Hace 34 años Ridley Scott (South Shields, 1937) ofrendó al patrimonio
fílmico mundial la obra maestra del cine de ciencia-ficción de terror más
impresionante y aportadora de la historia del celuloide. Alien, el octavo
pasajero no tuvo comparación con nada conocido. Terror en el espacio (Mario
Baba, 1965) solo constituiría para el autor de Blade Runner quizá semilla
inspirativa y La cosa (John Carpenter, 1982), pese a su rango, contenía
inocultables rasgos hereditarios de esa pieza de marras portadora de una
alquimia dramatúrgica fraguada del enyunte entre un feraz pie imaginativo que
(re) dibujaba con nuevos cinceles en el espacio sideral el subgénero de “casa
encantada de donde nadie puede escapar al poder de una entidad malévola”, con
el aprovechamiento diegético de cada minuto del tiempo y de cada fragmento del
espacio físico para generar suspense, horror, amenaza, claustrofobia,
insospechados twits o giros de timón y cliffhangers o puntos climáticos
tensionales de antología.

● **TAREA ASIGNADA 1**
Enumera todas las líneas de las entradas en las que aparece la palabra "item".
La reseña sobre Alien y las entradas provienen de fuentes distintas.

Listados de coordenadas de recuadros:
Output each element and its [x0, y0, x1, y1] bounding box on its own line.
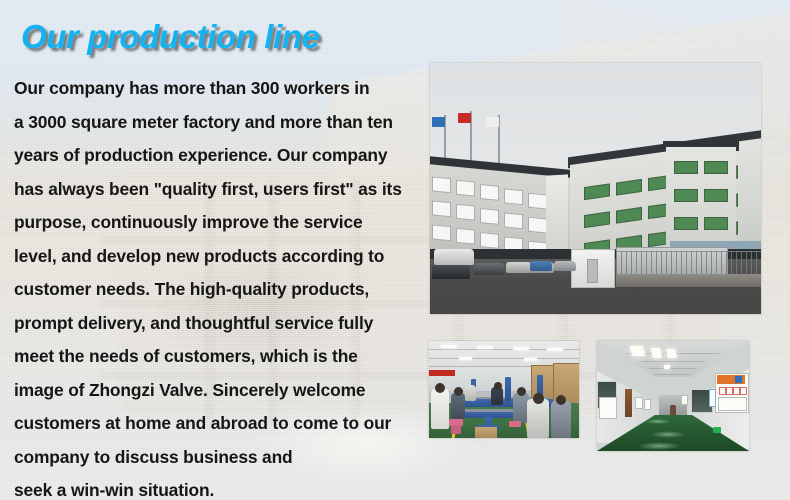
wooden-door — [625, 389, 632, 417]
exit-sign — [713, 427, 721, 433]
stool-leg — [451, 425, 461, 434]
wall-frame — [681, 395, 688, 405]
window — [480, 208, 499, 225]
paragraph-line: has always been "quality first, users fi… — [14, 173, 426, 207]
car-blue — [530, 261, 552, 271]
paragraph-line: prompt delivery, and thoughtful service … — [14, 307, 426, 341]
page-title: Our production line — [21, 18, 320, 56]
window — [504, 188, 523, 205]
worker — [451, 393, 465, 419]
worker — [431, 389, 449, 429]
flag-blue — [432, 117, 445, 127]
worker — [465, 385, 476, 401]
ceiling-lamp — [441, 345, 457, 348]
factory-exterior-photo — [430, 63, 761, 314]
cardboard-box — [475, 427, 497, 438]
paragraph-line: level, and develop new products accordin… — [14, 240, 426, 274]
worker-head — [454, 387, 463, 396]
notice-item — [733, 387, 740, 395]
paragraph-line: seek a win-win situation. — [14, 474, 426, 500]
whiteboard — [718, 397, 747, 411]
notice-item — [740, 387, 747, 395]
worker-head — [494, 382, 502, 390]
floor-reflection — [645, 419, 671, 424]
company-description-text: Our company has more than 300 workers in… — [14, 72, 426, 500]
notice-item — [719, 387, 726, 395]
window-green — [704, 189, 728, 202]
notice-board-badge — [735, 376, 742, 383]
worker — [551, 401, 571, 438]
window — [432, 224, 451, 241]
red-banner — [429, 370, 455, 376]
ceiling-lamp — [477, 346, 493, 349]
flag-red — [458, 113, 471, 123]
paragraph-line: company to discuss business and — [14, 441, 426, 475]
ceiling-lamp — [513, 347, 529, 350]
paragraph-line: meet the needs of customers, which is th… — [14, 340, 426, 374]
window-green — [616, 179, 642, 196]
window — [480, 184, 499, 201]
paragraph-line: Our company has more than 300 workers in — [14, 72, 426, 106]
window — [480, 232, 499, 249]
wall-frame — [635, 397, 643, 409]
stone-wall — [616, 274, 761, 287]
window-green — [674, 189, 698, 202]
ceiling-light — [666, 349, 677, 358]
worker-head — [556, 395, 566, 405]
window-green — [584, 211, 610, 228]
ceiling-grid-line — [641, 361, 705, 362]
ceiling-line — [429, 358, 579, 359]
ceiling-lamp — [547, 348, 563, 351]
ceiling-light — [651, 348, 662, 358]
window — [528, 193, 547, 210]
ceiling-lamp — [524, 358, 537, 361]
paragraph-line: a 3000 square meter factory and more tha… — [14, 106, 426, 140]
paragraph-line: customers at home and abroad to come to … — [14, 407, 426, 441]
window-green — [704, 217, 728, 230]
ceiling-lamp — [459, 357, 472, 360]
paragraph-line: years of production experience. Our comp… — [14, 139, 426, 173]
window — [432, 176, 451, 193]
paragraph-line: image of Zhongzi Valve. Sincerely welcom… — [14, 374, 426, 408]
car — [432, 265, 470, 279]
window — [432, 200, 451, 217]
window-green — [584, 183, 610, 200]
corridor-photo — [597, 341, 749, 451]
worker-head — [517, 387, 526, 396]
floor-reflection — [651, 431, 685, 438]
worker — [527, 399, 549, 438]
ceiling-grid-line — [649, 368, 697, 369]
stool — [509, 421, 521, 427]
paragraph-line: customer needs. The high-quality product… — [14, 273, 426, 307]
bench-post — [505, 377, 511, 401]
flag-white — [486, 117, 499, 127]
window — [504, 212, 523, 229]
ceiling-light — [630, 346, 646, 356]
window — [456, 180, 475, 197]
floor-reflection — [637, 442, 681, 450]
car — [506, 262, 532, 273]
ceiling-grid-line — [655, 374, 691, 375]
window-green — [616, 207, 642, 224]
wall-frame — [644, 399, 651, 410]
ceiling-light-far — [664, 365, 670, 369]
notice-board — [599, 397, 617, 419]
production-line-banner: Our production line Our company has more… — [0, 0, 790, 500]
window — [456, 204, 475, 221]
worker-head — [435, 383, 445, 393]
window-green — [674, 161, 698, 174]
window — [456, 228, 475, 245]
notice-item — [726, 387, 733, 395]
window-green — [674, 217, 698, 230]
car — [474, 263, 504, 275]
worker-head — [533, 393, 544, 404]
window-green — [704, 161, 728, 174]
window — [528, 217, 547, 234]
car — [554, 261, 576, 271]
guard-hut-door — [587, 259, 598, 283]
paragraph-line: purpose, continuously improve the servic… — [14, 206, 426, 240]
workshop-photo — [429, 341, 579, 438]
van — [434, 249, 474, 265]
wall-sign — [709, 389, 716, 407]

● **TAREA ASIGNADA 2**
Prosigue la reseña sobre Alien a partir de su última oración.

● **RESULTADO 1**
notice-item — [733, 387, 740, 395]
notice-item — [740, 387, 747, 395]
notice-item — [719, 387, 726, 395]
notice-item — [726, 387, 733, 395]

● **RESULTADO 2**
La magnificencia visual marca Scott y el diseño
de producción (verdaderos tótems de distintas manifestaciones artísticas
apoyaron al inglés en departamentos tales) fueron además pilares básicos para
generar la recordada atmósfera propia de esta proto-película. No se podría
entender ni existiría como es hoy la sci-fi ni el fantaterror general
contemporáneos sin ese filme fundacional que tuvo tres secuelas de densidades
cualitativas inequivalentes (mas ninguna desdeñable), según Cameron
(1986); Fincher (1992) y Jeunet (1997).
Por obra de los mercachifles hollywooderos, a la
tetralogía le colgaron luego, sin necesidad alguna, uno de los más anonadantes
bodrios del género (la subfranquicia Alien vs. Depredador), lo cual alejó al
padre de la saga de todo lo relacionado con la historia de la comandante Ellen
Ripley y su victoria final contra aquel monstruo desolador de la nave Nostromo
reventado del cuerpo de John Hurt.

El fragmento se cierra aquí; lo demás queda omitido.